■ **Given instruction**
Once the pictures are set aside, transcribe the remaining data exactly.

■ **Provided data**
- - -

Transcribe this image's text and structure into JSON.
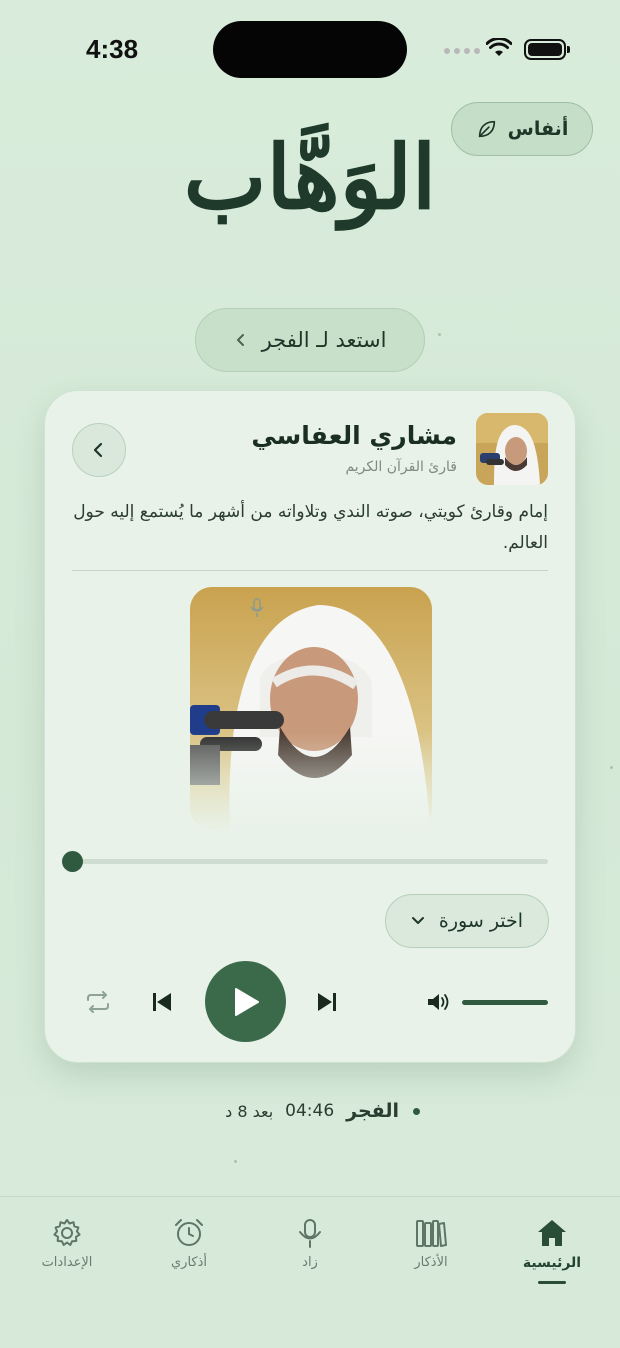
{
  "status_bar": {
    "time": "4:38"
  },
  "app_badge": {
    "label": "أنفاس"
  },
  "divine_name": "الوَهَّاب",
  "prep_pill": {
    "label": "استعد لـ الفجر"
  },
  "reciter": {
    "name": "مشاري العفاسي",
    "subtitle": "قارئ القرآن الكريم",
    "bio": "إمام وقارئ كويتي، صوته الندي وتلاواته من أشهر ما يُستمع إليه حول العالم."
  },
  "player": {
    "progress": 0,
    "volume": 1,
    "surah_select_label": "اختر سورة"
  },
  "next_prayer": {
    "name": "الفجر",
    "time": "04:46",
    "remaining": "بعد 8 د"
  },
  "tabs": [
    {
      "label": "الرئيسية",
      "icon": "home-icon",
      "active": true
    },
    {
      "label": "الأذكار",
      "icon": "books-icon",
      "active": false
    },
    {
      "label": "زاد",
      "icon": "microphone-icon",
      "active": false
    },
    {
      "label": "أذكاري",
      "icon": "alarm-clock-icon",
      "active": false
    },
    {
      "label": "الإعدادات",
      "icon": "gear-icon",
      "active": false
    }
  ],
  "colors": {
    "accent": "#3a6a49",
    "background": "#d8ead9",
    "card": "#e8f2e9"
  }
}
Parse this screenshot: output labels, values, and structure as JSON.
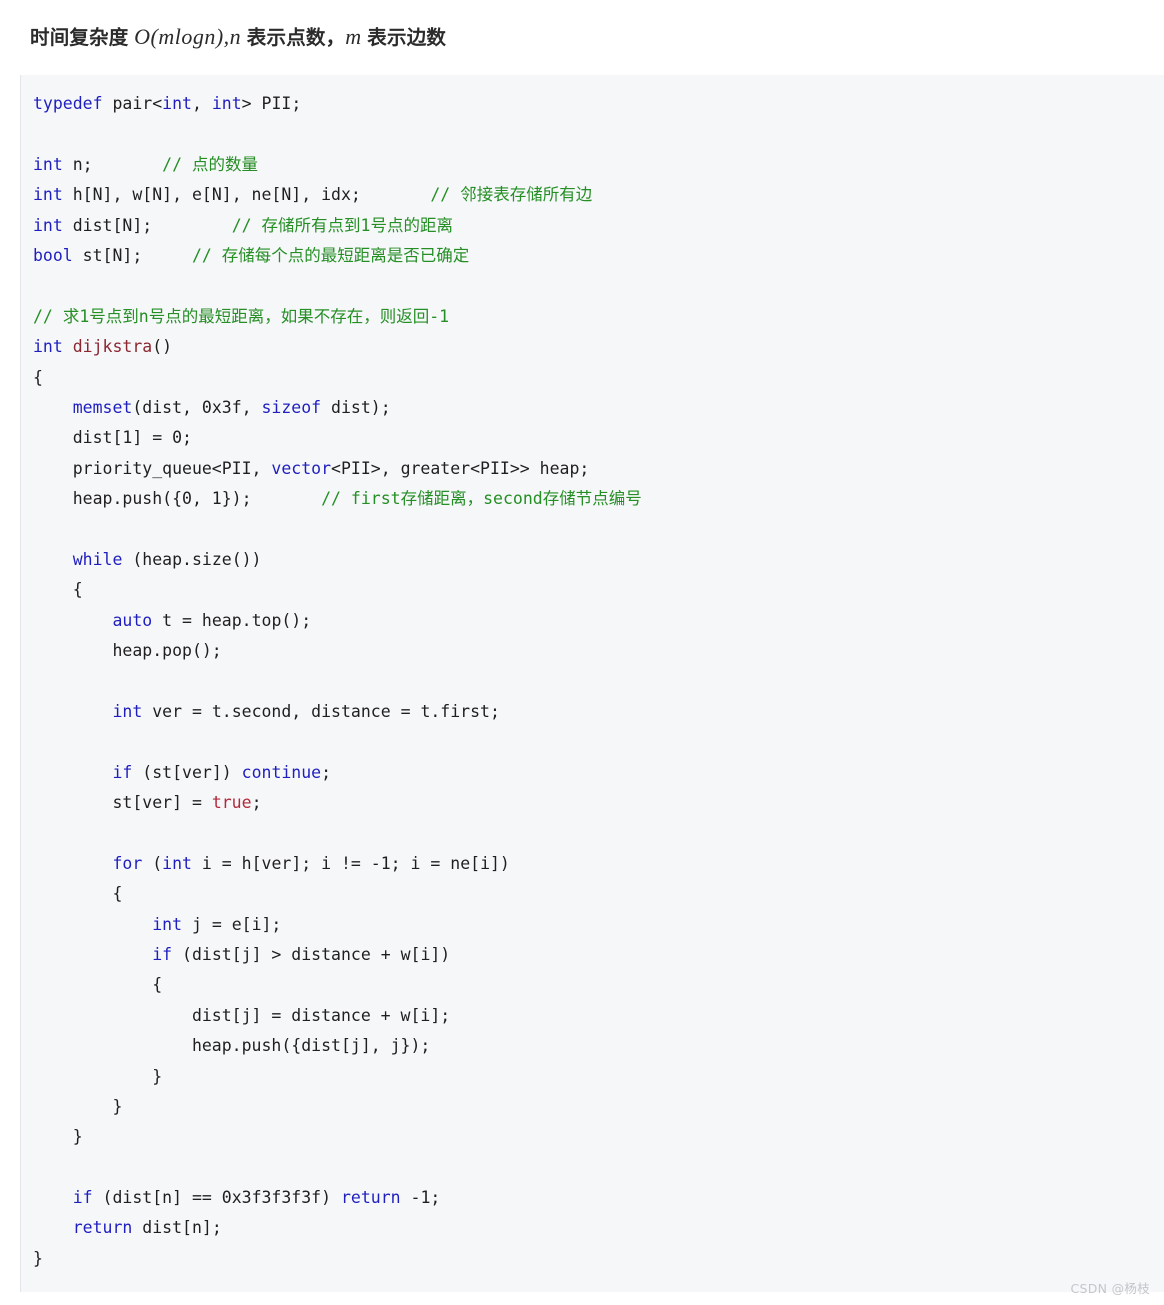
{
  "page": {
    "background_color": "#ffffff"
  },
  "title": {
    "prefix": "时间复杂度 ",
    "formula_1": "O(mlogn),",
    "var_n": "n",
    "mid": " 表示点数，",
    "var_m": "m",
    "suffix": " 表示边数",
    "full_text": "时间复杂度 O(mlogn), n 表示点数， m 表示边数"
  },
  "code_block": {
    "language": "cpp",
    "background_color": "#f6f7f9",
    "border_color": "#e3e5e8",
    "colors": {
      "keyword": "#1f1fbf",
      "comment": "#258f25",
      "function": "#8b2731",
      "constant": "#b2293a",
      "plain": "#1f1f1f"
    },
    "lines": [
      "typedef pair<int, int> PII;",
      "",
      "int n;       // 点的数量",
      "int h[N], w[N], e[N], ne[N], idx;       // 邻接表存储所有边",
      "int dist[N];        // 存储所有点到1号点的距离",
      "bool st[N];     // 存储每个点的最短距离是否已确定",
      "",
      "// 求1号点到n号点的最短距离，如果不存在，则返回-1",
      "int dijkstra()",
      "{",
      "    memset(dist, 0x3f, sizeof dist);",
      "    dist[1] = 0;",
      "    priority_queue<PII, vector<PII>, greater<PII>> heap;",
      "    heap.push({0, 1});       // first存储距离，second存储节点编号",
      "",
      "    while (heap.size())",
      "    {",
      "        auto t = heap.top();",
      "        heap.pop();",
      "",
      "        int ver = t.second, distance = t.first;",
      "",
      "        if (st[ver]) continue;",
      "        st[ver] = true;",
      "",
      "        for (int i = h[ver]; i != -1; i = ne[i])",
      "        {",
      "            int j = e[i];",
      "            if (dist[j] > distance + w[i])",
      "            {",
      "                dist[j] = distance + w[i];",
      "                heap.push({dist[j], j});",
      "            }",
      "        }",
      "    }",
      "",
      "    if (dist[n] == 0x3f3f3f3f) return -1;",
      "    return dist[n];",
      "}"
    ]
  },
  "watermark": {
    "text": "CSDN @杨枝"
  }
}
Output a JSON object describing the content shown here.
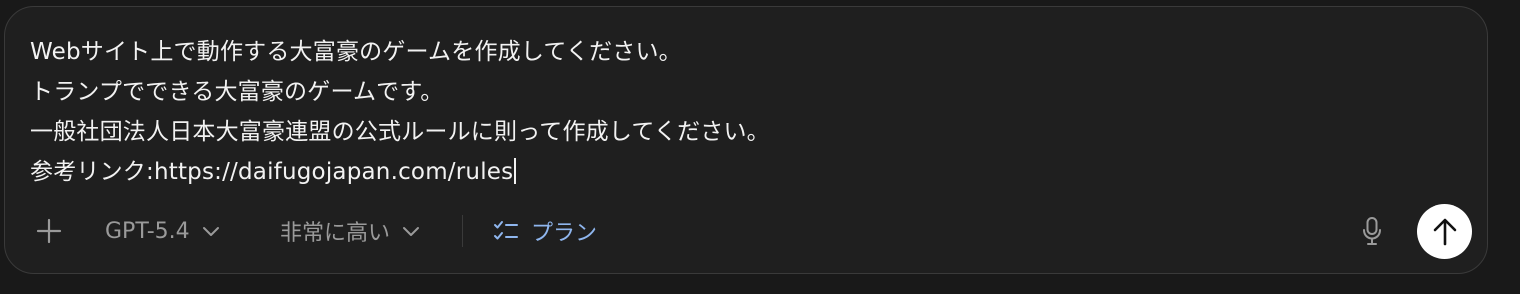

- - -

■ **Worked answer**
Transcribe this image's text and structure into JSON.
{
  "status_bar": {
    "time": "4:38"
  },
  "app_badge": {
    "label": "أنفاس"
  },
  "divine_name": "الوَهَّاب",
  "prep_pill": {
    "label": "استعد لـ الفجر"
  },
  "reciter": {
    "name": "مشاري العفاسي",
    "subtitle": "قارئ القرآن الكريم",
    "bio": "إمام وقارئ كويتي، صوته الندي وتلاواته من أشهر ما يُستمع إليه حول العالم."
  },
  "player": {
    "progress": 0,
    "volume": 1,
    "surah_select_label": "اختر سورة"
  },
  "next_prayer": {
    "name": "الفجر",
    "time": "04:46",
    "remaining": "بعد 8 د"
  },
  "tabs": [
    {
      "label": "الرئيسية",
      "icon": "home-icon",
      "active": true
    },
    {
      "label": "الأذكار",
      "icon": "books-icon",
      "active": false
    },
    {
      "label": "زاد",
      "icon": "microphone-icon",
      "active": false
    },
    {
      "label": "أذكاري",
      "icon": "alarm-clock-icon",
      "active": false
    },
    {
      "label": "الإعدادات",
      "icon": "gear-icon",
      "active": false
    }
  ],
  "colors": {
    "accent": "#3a6a49",
    "background": "#d8ead9",
    "card": "#e8f2e9"
  }
}
Parse this screenshot: output labels, values, and structure as JSON.
{
  "page": {
    "background_color": "#ffffff"
  },
  "title": {
    "prefix": "时间复杂度 ",
    "formula_1": "O(mlogn),",
    "var_n": "n",
    "mid": " 表示点数，",
    "var_m": "m",
    "suffix": " 表示边数",
    "full_text": "时间复杂度 O(mlogn), n 表示点数， m 表示边数"
  },
  "code_block": {
    "language": "cpp",
    "background_color": "#f6f7f9",
    "border_color": "#e3e5e8",
    "colors": {
      "keyword": "#1f1fbf",
      "comment": "#258f25",
      "function": "#8b2731",
      "constant": "#b2293a",
      "plain": "#1f1f1f"
    },
    "lines": [
      "typedef pair<int, int> PII;",
      "",
      "int n;       // 点的数量",
      "int h[N], w[N], e[N], ne[N], idx;       // 邻接表存储所有边",
      "int dist[N];        // 存储所有点到1号点的距离",
      "bool st[N];     // 存储每个点的最短距离是否已确定",
      "",
      "// 求1号点到n号点的最短距离，如果不存在，则返回-1",
      "int dijkstra()",
      "{",
      "    memset(dist, 0x3f, sizeof dist);",
      "    dist[1] = 0;",
      "    priority_queue<PII, vector<PII>, greater<PII>> heap;",
      "    heap.push({0, 1});       // first存储距离，second存储节点编号",
      "",
      "    while (heap.size())",
      "    {",
      "        auto t = heap.top();",
      "        heap.pop();",
      "",
      "        int ver = t.second, distance = t.first;",
      "",
      "        if (st[ver]) continue;",
      "        st[ver] = true;",
      "",
      "        for (int i = h[ver]; i != -1; i = ne[i])",
      "        {",
      "            int j = e[i];",
      "            if (dist[j] > distance + w[i])",
      "            {",
      "                dist[j] = distance + w[i];",
      "                heap.push({dist[j], j});",
      "            }",
      "        }",
      "    }",
      "",
      "    if (dist[n] == 0x3f3f3f3f) return -1;",
      "    return dist[n];",
      "}"
    ]
  },
  "watermark": {
    "text": "CSDN @杨枝"
  }
}
Output a JSON object describing the content shown here.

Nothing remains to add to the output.